=== Text passage ===

How about this - Is ITF a mashing together of the 9 original kwans using Chang Hon forms, or is ITF Oh Do Kwan, Choi's school?


----------



## Earl Weiss (Sep 28, 2010)

dancingalone said:


> I'm going back to the item of contention of whether the Chang Hon forms = the ITF system. Do you prefer to reserve the Blue Cottage name to refer strictly to the patterns themselves rather than the entire body of training/knowledge as set out by General Choi? If so, that might be the source of my confusion with your initial posts on the thread.


 

Perhaps this will be clear. Chang Hon refers to the pattern system developed by General Choi (With input and help from others.) 

 ITF is an organization. It has adopted a system set out to a large extent by General Choi. See, the simplest questions do not have the simplest answers. 

For instance, the ITF uses a certain rule set for sparring competitions. I do not believe this rule set is contained anywhere in General Choi's works.  As set forth above, General Cho'is system has elements beside the Chang Hon pattern system, however the bulk of the distibguishing  characteristic which make up General Choi's system is the pattern system.


----------



## dancingalone (Sep 28, 2010)

Ah.  That explains why you said earlier that practice of the patterns is practice of Chang Hon.  Thanks for the clarification.


----------



## RTKDCMB (Jan 21, 2013)

Dan Gun, the only version I have ever known has a low section then a high section block on the first move only the pattern has 24 movements, adding 3 more low section blocks would bring the total to 27.

Hwa Rang - I was taught to punch straight and only 1 elbow with the other arm just coming back to the hip. The pattern started from the C stance with both hands crossed over in knife hands.

The 360 jump can be for either a leg attack with a staff or a double sweep with the legs. The pattern as a whole does not necessarily represent an entire attack sequence it can represent a series of smaller attack sequences strung together to form the pattern. The U-shaped block is more of a snatch the staff out of the hands of the attacker kind of thing. The 360 jump spin may represent the start of the next sub-sequence where you swing your front leg out of the way and then see the second leg sweep, say a spinning heel sweep, and jump off the standing leg. Because your first leg is turning away from your attacker landing straight down may cause you to land side on so you continue your momentum by spinning around and landing in a knife hand guarding block in a left back stance. You are not spinning around in mid air to see what the other guys are up to as you should already be aware of them with your peripheral vision.

===

- **Exercises to complete**:
a) Transcribe the thread on the Chang Hon patterns, starting at "## Earl Weiss" and ending at "help from others.)".
b) Answer these questions using the thread on the Chang Hon patterns:
(i) According to Earl Weiss, what does Chang Hon refer to?
(ii) How many movements does RTKDCMB say the pattern Dan Gun has?
(iii) From what stance did Hwa Rang start, as RTKDCMB was taught it?

=== Provided information ===

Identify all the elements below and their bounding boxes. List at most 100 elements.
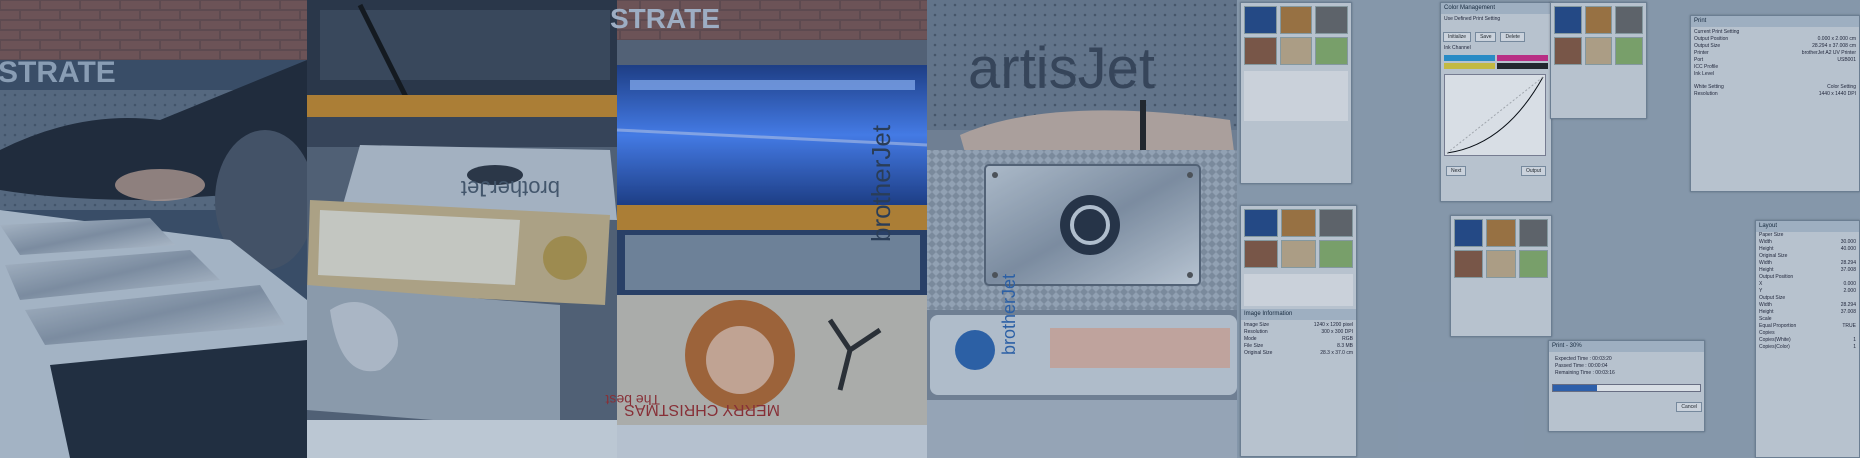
tin-label-2: brotherJet [866,124,896,242]
ink-channel-label: Ink Channel [1444,45,1471,51]
thumbnail[interactable] [1318,209,1353,237]
layout-field: Scale [1759,316,1772,322]
print-fields: Current Print Setting Output Position 0.0… [1691,27,1859,78]
yellow-swatch [1444,63,1495,69]
thumbnail[interactable] [1281,209,1316,237]
thumbnail[interactable] [1318,240,1353,268]
layout-fields: Paper Size Width 30.000 Height 40.000 Orig… [1756,232,1859,351]
output-button[interactable]: Output [1520,166,1546,176]
layout-field[interactable]: X 0.000 [1756,281,1859,288]
save-button[interactable]: Save [1475,32,1497,42]
wall-text: STRATE [0,56,116,89]
print-field: Output Position 0.000 x 2.000 cm [1694,36,1856,42]
thumbnail[interactable] [1518,250,1548,278]
resolution-row[interactable]: Resolution 1440 x 1440 DPI [1691,91,1859,98]
magenta-swatch [1497,55,1548,61]
layout-field[interactable]: Y 2.000 [1756,288,1859,295]
thumbnail[interactable] [1454,219,1484,247]
photo-panel-4: artisJet brotherJet [927,0,1237,458]
layout-field[interactable]: Copies(White) 1 [1756,337,1859,344]
layout-field: Paper Size [1759,232,1784,238]
layout-field[interactable]: Copies(Color) 1 [1756,344,1859,351]
photo-panel-2: brotherJet [307,0,617,458]
layout-field[interactable]: Width 28.294 [1756,302,1859,309]
thumbnail[interactable] [1615,6,1643,34]
info-row: Image Size 1240 x 1200 pixel [1244,322,1353,328]
thumbnail[interactable] [1315,6,1348,34]
print-field: Printer brotherJet A2 UV Printer [1694,50,1856,56]
print-field: Ink Level [1694,71,1715,77]
thumbnail[interactable] [1486,219,1516,247]
brotherjet-label: brotherJet [999,274,1019,355]
setting-headers: White Setting Color Setting [1694,84,1856,90]
expected-time: Expected Time : 00:03:20 [1555,356,1612,362]
thumbnail-grid [1241,206,1356,271]
thumbnail-grid [1551,3,1646,68]
layout-field[interactable]: Equal Proportion TRUE [1756,323,1859,330]
print-field: Port USB001 [1694,57,1856,63]
thumbnail[interactable] [1244,37,1277,65]
thumbnail-grid [1451,216,1551,281]
photo-panel-1: STRATE [0,0,315,458]
face-artwork [1244,71,1348,121]
thumbnail[interactable] [1281,240,1316,268]
window-title: Color Management [1441,3,1551,14]
next-button[interactable]: Next [1446,166,1467,176]
layout-title: Layout [1756,221,1859,232]
info-row: Original Size 28.3 x 37.0 cm [1244,350,1353,356]
print-window: Print Current Print Setting Output Posit… [1690,15,1860,192]
print-title: Print [1691,16,1859,27]
thumbnail[interactable] [1244,240,1279,268]
layout-field[interactable]: Height 37.008 [1756,267,1859,274]
thumbnail[interactable] [1584,6,1613,34]
thumbnail[interactable] [1615,37,1643,65]
image-info-title: Image Information [1241,309,1356,320]
info-row: Mode RGB [1244,336,1353,342]
progress-fill [1553,385,1598,391]
face-artwork [1244,274,1353,306]
thumbnail[interactable] [1279,37,1313,65]
print-progress-dialog: Print - 30% Expected Time : 00:03:20 Pas… [1548,340,1705,432]
layout-field: Copies [1759,330,1775,336]
initialize-button[interactable]: Initialize [1443,32,1472,42]
thumbnail[interactable] [1554,6,1582,34]
cancel-button[interactable]: Cancel [1676,402,1702,412]
thumbnail[interactable] [1244,209,1279,237]
layout-field[interactable]: Width 30.000 [1756,239,1859,246]
info-row: File Size 8.3 MB [1244,343,1353,349]
thumbnail[interactable] [1486,250,1516,278]
progress-title: Print - 30% [1549,341,1704,352]
thumbnail[interactable] [1279,6,1313,34]
thumbnail[interactable] [1244,6,1277,34]
thumbnail-window-3 [1450,215,1552,337]
thumbnail-window-2 [1550,2,1647,119]
layout-field[interactable]: Height 40.000 [1756,246,1859,253]
wall-text-2: STRATE [610,3,720,34]
color-management-window: Color Management Use Defined Print Setti… [1440,2,1552,202]
print-field: Current Print Setting [1694,29,1740,35]
thumbnail[interactable] [1554,37,1582,65]
layout-field: Output Position [1759,274,1794,280]
layout-field[interactable]: Width 28.294 [1756,260,1859,267]
thumbnail[interactable] [1584,37,1613,65]
layout-window: Layout Paper Size Width 30.000 Height 40.0… [1755,220,1860,458]
thumbnail[interactable] [1315,37,1348,65]
curve-graph[interactable] [1444,74,1546,156]
artisjet-logo: artisJet [968,36,1155,101]
thumbnail[interactable] [1518,219,1548,247]
print-field: Output Size 28.294 x 37.008 cm [1694,43,1856,49]
remaining-time: Remaining Time : 00:03:16 [1555,370,1615,376]
image-info-list: Image Size 1240 x 1200 pixel Resolution 30… [1241,320,1356,357]
layout-field[interactable]: Height 37.008 [1756,309,1859,316]
delete-button[interactable]: Delete [1500,32,1525,42]
cyan-swatch [1444,55,1495,61]
print-setting-label: Use Defined Print Setting [1444,16,1501,22]
photo-panel-3: STRATE brotherJet MERRY CHRISTMAS The be… [605,0,928,458]
image-window-1 [1240,2,1352,184]
tin-label-1: brotherJet [461,176,560,201]
thumbnail[interactable] [1454,250,1484,278]
passed-time: Passed Time : 00:00:04 [1555,363,1608,369]
progress-bar [1552,384,1701,392]
hero-banner: STRATE brotherJet STRATE brotherJet MERR… [0,0,1860,458]
xmas-text-2: The best [605,392,660,408]
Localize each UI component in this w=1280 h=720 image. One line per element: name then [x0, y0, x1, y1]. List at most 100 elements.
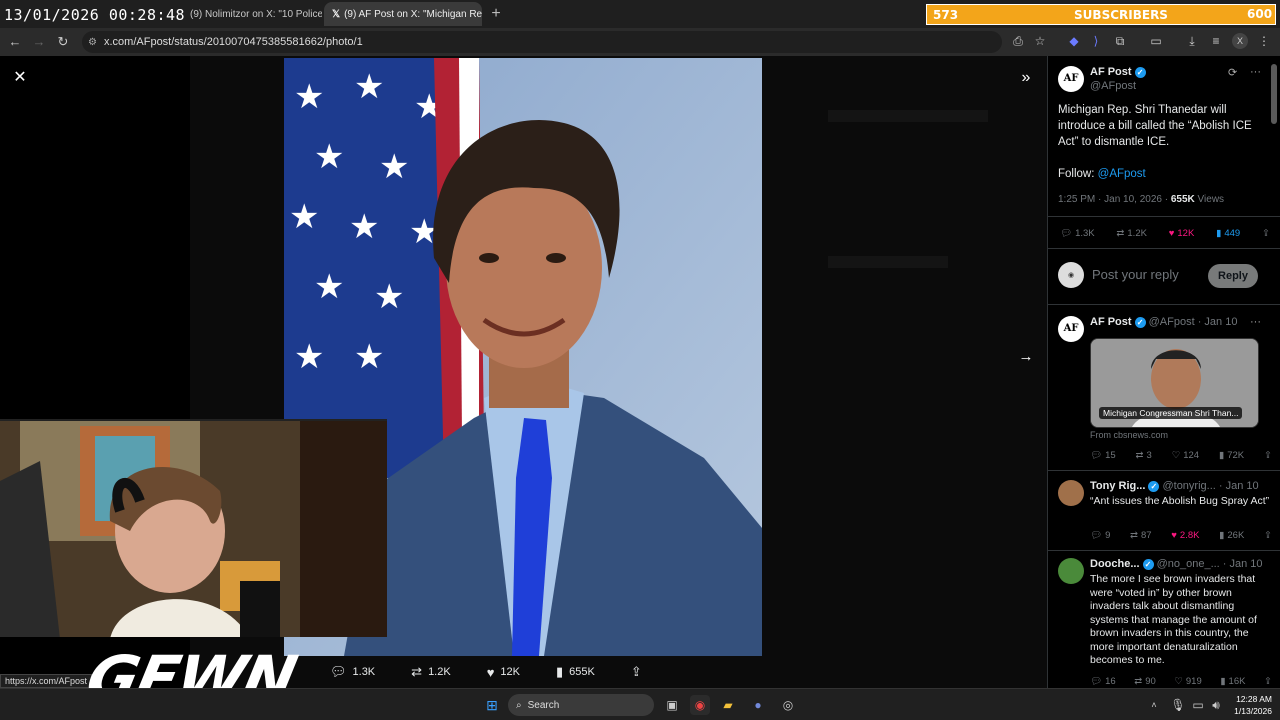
author-name[interactable]: AF Post ✓ — [1090, 66, 1146, 78]
follow-line: Follow: @AFpost — [1058, 166, 1146, 182]
reply-input[interactable]: Post your reply — [1092, 267, 1179, 282]
share-icon: ⇪ — [1262, 228, 1270, 239]
bookmark-star-icon[interactable]: ☆ — [1032, 33, 1048, 49]
tray-chevron-icon[interactable]: ˄ — [1144, 695, 1164, 715]
divider — [1048, 248, 1280, 249]
taskbar-search[interactable]: ⌕ Search — [508, 694, 654, 716]
avatar[interactable]: AF — [1058, 66, 1084, 92]
install-app-icon[interactable]: ⎙ — [1010, 33, 1026, 49]
extension-icon[interactable]: ⟩ — [1088, 33, 1104, 49]
like-count: 12K — [500, 666, 520, 678]
like-stat[interactable]: ♡ 919 — [1174, 676, 1201, 687]
forward-arrow-icon[interactable]: → — [30, 33, 48, 51]
tab-nolimitzor[interactable]: (9) Nolimitzor on X: "10 Police ✕ — [182, 2, 322, 26]
extension-icon[interactable]: ◆ — [1066, 33, 1082, 49]
microphone-icon[interactable]: 🎙︎ — [1168, 695, 1188, 715]
tab-af-post[interactable]: 𝕏 (9) AF Post on X: "Michigan Re ✕ — [324, 2, 482, 26]
reply-author[interactable]: Tony Rig... ✓ @tonyrig... · Jan 10 — [1090, 480, 1259, 492]
site-info-icon[interactable]: ⚙ — [88, 37, 97, 48]
svg-text:★: ★ — [379, 147, 409, 187]
reply-stat[interactable]: 💬︎ 16 — [1090, 676, 1116, 687]
repost-stat[interactable]: ⇄ 87 — [1130, 530, 1152, 541]
back-arrow-icon[interactable]: ← — [6, 33, 24, 51]
reading-list-icon[interactable]: ≡ — [1208, 33, 1224, 49]
views-stat[interactable]: ▮ 26K — [1219, 530, 1244, 541]
share-stat[interactable]: ⇪ — [1262, 228, 1270, 239]
current-user-avatar[interactable]: ◉ — [1058, 262, 1084, 288]
next-image-arrow-icon[interactable]: → — [1016, 347, 1036, 367]
views-label: Views — [1197, 194, 1225, 205]
reply-stat[interactable]: 💬︎ 1.3K — [1060, 228, 1095, 239]
more-options-icon[interactable]: ··· — [1250, 316, 1261, 328]
download-icon[interactable]: ⤓ — [1184, 33, 1200, 49]
views-chart-icon: ▮ — [1218, 450, 1225, 461]
reply-stats: 💬︎ 9 ⇄ 87 ♥ 2.8K ▮ 26K ⇪ — [1090, 530, 1272, 541]
reply-button[interactable]: 💬︎ 1.3K — [330, 664, 375, 680]
grok-icon[interactable]: ⟳ — [1228, 66, 1237, 79]
verified-badge-icon: ✓ — [1148, 480, 1160, 492]
close-viewer-icon[interactable]: ✕ — [10, 68, 30, 88]
link-card[interactable]: Michigan Congressman Shri Than... — [1090, 338, 1259, 428]
share-icon: ⇪ — [1263, 530, 1272, 541]
browser-toolbar: ← → ↻ ⚙ x.com/AFpost/status/201007047538… — [0, 28, 1280, 56]
chrome-icon[interactable]: ◉ — [690, 695, 710, 715]
like-stat[interactable]: ♥ 2.8K — [1171, 530, 1199, 541]
repost-button[interactable]: ⇄ 1.2K — [411, 664, 451, 680]
svg-text:★: ★ — [354, 67, 384, 107]
follow-link[interactable]: @AFpost — [1098, 168, 1146, 180]
obs-icon[interactable]: ◎ — [778, 695, 798, 715]
bookmark-stat[interactable]: ▮ 449 — [1216, 228, 1240, 239]
system-clock[interactable]: 12:28 AM 1/13/2026 — [1234, 693, 1272, 717]
avatar[interactable] — [1058, 558, 1084, 584]
volume-icon[interactable]: 🔊︎ — [1206, 695, 1226, 715]
menu-icon[interactable]: ⋮ — [1256, 33, 1272, 49]
discord-icon[interactable]: ● — [748, 695, 768, 715]
share-stat[interactable]: ⇪ — [1264, 450, 1272, 461]
task-view-icon[interactable]: ▣ — [662, 695, 682, 715]
scrollbar[interactable] — [1271, 64, 1277, 124]
verified-badge-icon: ✓ — [1142, 558, 1154, 570]
avatar[interactable]: AF — [1058, 316, 1084, 342]
repost-icon: ⇄ — [411, 664, 423, 679]
divider — [1048, 550, 1280, 551]
reload-icon[interactable]: ↻ — [54, 33, 72, 51]
views-button[interactable]: ▮ 655K — [556, 664, 595, 680]
post-stats: 💬︎ 1.3K ⇄ 1.2K ♥ 12K ▮ 449 ⇪ — [1060, 228, 1270, 239]
windows-start-icon[interactable]: ⊞ — [482, 695, 502, 715]
new-tab-button[interactable]: + — [486, 4, 506, 24]
reply-submit-button[interactable]: Reply — [1208, 264, 1258, 288]
reply-icon: 💬︎ — [1090, 530, 1103, 541]
repost-stat[interactable]: ⇄ 1.2K — [1116, 228, 1147, 239]
like-stat[interactable]: ♡ 124 — [1172, 450, 1199, 461]
author-handle[interactable]: @AFpost — [1090, 80, 1136, 92]
reply-stat[interactable]: 💬︎ 9 — [1090, 530, 1110, 541]
share-button[interactable]: ⇪ — [631, 664, 642, 680]
avatar[interactable] — [1058, 480, 1084, 506]
share-stat[interactable]: ⇪ — [1264, 676, 1272, 687]
search-icon: ⌕ — [516, 699, 522, 711]
like-button[interactable]: ♥ 12K — [487, 665, 520, 680]
reply-author[interactable]: AF Post ✓ @AFpost · Jan 10 — [1090, 316, 1237, 328]
more-options-icon[interactable]: ··· — [1250, 66, 1261, 78]
repost-stat[interactable]: ⇄ 3 — [1136, 450, 1152, 461]
svg-text:★: ★ — [349, 207, 379, 247]
windows-taskbar: ⊞ ⌕ Search ▣ ◉ ▰ ● ◎ ˄ 🎙︎ ▭ 🔊︎ 12:28 AM … — [0, 688, 1280, 720]
reply-stats: 💬︎ 15 ⇄ 3 ♡ 124 ▮ 72K ⇪ — [1090, 450, 1272, 461]
views-stat[interactable]: ▮ 72K — [1219, 450, 1244, 461]
address-bar[interactable]: ⚙ x.com/AFpost/status/201007047538558166… — [82, 31, 1002, 53]
file-explorer-icon[interactable]: ▰ — [718, 695, 738, 715]
display-icon[interactable]: ▭ — [1188, 695, 1208, 715]
collapse-sidebar-icon[interactable]: » — [1016, 68, 1036, 88]
split-view-icon[interactable]: ▭ — [1148, 33, 1164, 49]
share-stat[interactable]: ⇪ — [1264, 530, 1272, 541]
extensions-puzzle-icon[interactable]: ⧉ — [1112, 33, 1128, 49]
views-stat[interactable]: ▮ 16K — [1220, 676, 1245, 687]
repost-icon: ⇄ — [1116, 228, 1125, 239]
bookmark-count: 449 — [1224, 228, 1241, 239]
reply-author[interactable]: Dooche... ✓ @no_one_... · Jan 10 — [1090, 558, 1263, 570]
repost-stat[interactable]: ⇄ 90 — [1134, 676, 1156, 687]
heart-icon: ♥ — [1171, 530, 1177, 541]
like-stat[interactable]: ♥ 12K — [1169, 228, 1195, 239]
reply-stat[interactable]: 💬︎ 15 — [1090, 450, 1116, 461]
profile-avatar[interactable]: X — [1232, 33, 1248, 49]
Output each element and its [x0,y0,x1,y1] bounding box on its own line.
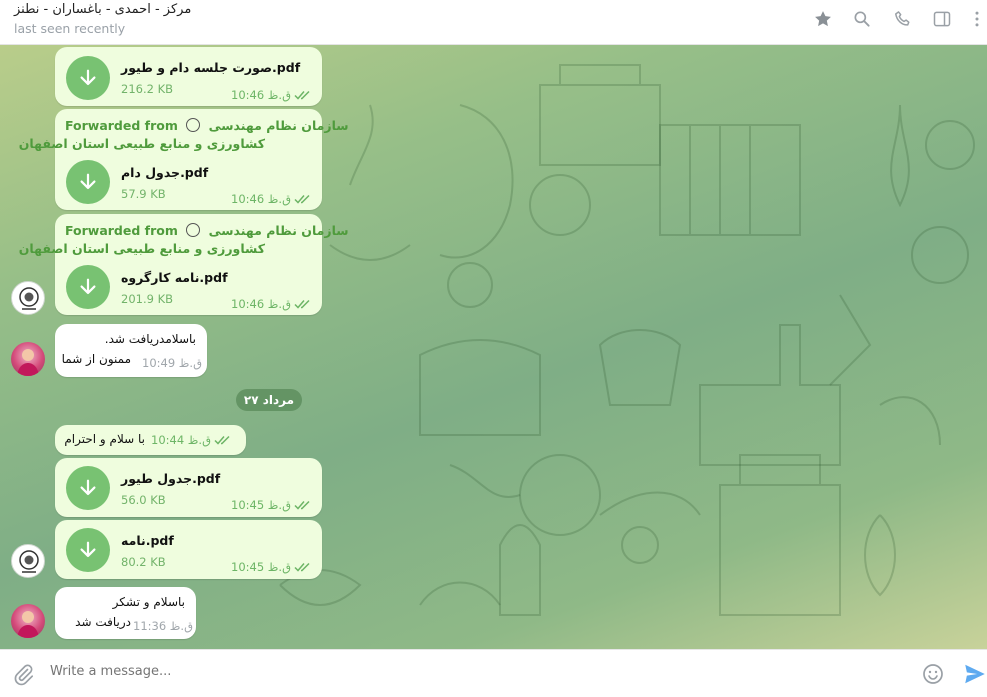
file-size: 201.9 KB [121,292,174,306]
download-arrow-icon [80,69,96,86]
download-button[interactable] [66,466,110,510]
file-message[interactable]: نامه.pdf 80.2 KB 10:45 ق.ظ [55,520,322,579]
user-photo-icon [17,611,39,638]
message-line2: ممنون از شما [61,352,131,366]
message-time: 10:46 ق.ظ [231,192,312,206]
message-time: 11:36 ق.ظ [133,619,193,633]
file-name[interactable]: نامه.pdf [121,533,174,548]
file-size: 57.9 KB [121,187,166,201]
time-text: 10:46 ق.ظ [231,88,292,102]
double-check-icon [294,194,310,204]
time-text: 10:49 ق.ظ [142,356,203,370]
text-message[interactable]: باسلامدریافت شد. ممنون از شما 10:49 ق.ظ [55,324,207,377]
text-message[interactable]: با سلام و احترام 10:44 ق.ظ [55,425,246,455]
sidebar-toggle-icon[interactable] [930,7,954,31]
forwarded-name-line1: سازمان نظام مهندسی [208,118,349,133]
user-avatar[interactable] [11,604,45,638]
send-icon[interactable] [962,661,987,687]
message-line1: با سلام و احترام [64,432,145,446]
file-message[interactable]: جدول طیور.pdf 56.0 KB 10:45 ق.ظ [55,458,322,517]
file-name[interactable]: نامه کارگروه.pdf [121,270,228,285]
download-button[interactable] [66,160,110,204]
download-arrow-icon [80,479,96,496]
time-text: 10:46 ق.ظ [231,192,292,206]
forwarded-header[interactable]: Forwarded from سازمان نظام مهندسی [65,118,349,133]
download-button[interactable] [66,528,110,572]
emoji-icon[interactable] [921,662,945,686]
message-time: 10:46 ق.ظ [231,297,312,311]
file-message[interactable]: Forwarded from سازمان نظام مهندسی کشاورز… [19,109,349,210]
time-text: 10:46 ق.ظ [231,297,292,311]
message-time: 10:49 ق.ظ [142,356,202,370]
file-name[interactable]: جدول دام.pdf [121,165,208,180]
search-icon[interactable] [850,7,874,31]
file-size: 80.2 KB [121,555,166,569]
message-composer [0,649,987,697]
message-time: 10:46 ق.ظ [231,88,312,102]
forwarded-name-line2: کشاورزی و منابع طبیعی استان اصفهان [18,136,265,151]
message-input[interactable] [50,664,870,679]
download-button[interactable] [66,265,110,309]
double-check-icon [294,500,310,510]
double-check-icon [214,435,230,445]
last-seen-status: last seen recently [14,21,126,36]
text-message[interactable]: باسلام و تشکر دریافت شد 11:36 ق.ظ [55,587,196,639]
message-line2: دریافت شد [75,615,131,629]
file-message[interactable]: صورت جلسه دام و طیور.pdf 216.2 KB 10:46 … [55,47,322,106]
time-text: 10:44 ق.ظ [151,433,212,447]
message-time: 10:45 ق.ظ [231,560,312,574]
double-check-icon [294,562,310,572]
forwarded-label: Forwarded from [65,118,178,133]
double-check-icon [294,90,310,100]
sender-avatar[interactable] [11,544,45,578]
forwarded-header[interactable]: Forwarded from سازمان نظام مهندسی [65,223,349,238]
download-arrow-icon [80,541,96,558]
file-message[interactable]: Forwarded from سازمان نظام مهندسی کشاورز… [19,214,349,315]
time-text: 10:45 ق.ظ [231,560,292,574]
date-separator: ۲۷ مرداد [236,389,302,411]
user-avatar[interactable] [11,342,45,376]
forwarded-name-line1: سازمان نظام مهندسی [208,223,349,238]
forwarded-name-line2: کشاورزی و منابع طبیعی استان اصفهان [18,241,265,256]
chat-header: مرکز - احمدی - باغساران - نطنز last seen… [0,0,987,45]
star-icon[interactable] [811,7,835,31]
file-size: 56.0 KB [121,493,166,507]
message-line1: باسلام و تشکر [112,595,185,609]
download-arrow-icon [80,278,96,295]
chat-title[interactable]: مرکز - احمدی - باغساران - نطنز [14,2,191,17]
channel-avatar-icon [186,223,201,237]
channel-avatar-icon [186,118,201,132]
file-name[interactable]: جدول طیور.pdf [121,471,220,486]
download-arrow-icon [80,173,96,190]
chat-area[interactable]: صورت جلسه دام و طیور.pdf 216.2 KB 10:46 … [0,45,987,649]
phone-icon[interactable] [891,7,915,31]
file-size: 216.2 KB [121,82,174,96]
sender-avatar[interactable] [11,281,45,315]
file-name[interactable]: صورت جلسه دام و طیور.pdf [121,60,300,75]
time-text: 10:45 ق.ظ [231,498,292,512]
double-check-icon [294,299,310,309]
message-line1: باسلامدریافت شد. [104,332,196,346]
message-time: 10:45 ق.ظ [231,498,312,512]
more-icon[interactable] [965,7,987,31]
message-time: 10:44 ق.ظ [151,433,232,447]
forwarded-label: Forwarded from [65,223,178,238]
user-photo-icon [17,349,39,376]
time-text: 11:36 ق.ظ [133,619,194,633]
attach-icon[interactable] [11,662,35,686]
download-button[interactable] [66,56,110,100]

===

- **Final results**:
a)
## Earl Weiss (Sep 28, 2010)

dancingalone said:


> I'm going back to the item of contention of whether the Chang Hon forms = the ITF system. Do you prefer to reserve the Blue Cottage name to refer strictly to the patterns themselves rather than the entire body of training/knowledge as set out by General Choi? If so, that might be the source of my confusion with your initial posts on the thread.


 

Perhaps this will be clear. Chang Hon refers to the pattern system developed by General Choi (With input and help from others.)

b)
(i) The pattern system developed by General Choi, with input and help from others.
(ii) 24 movements.
(iii) The C stance, with both hands crossed over in knife hands.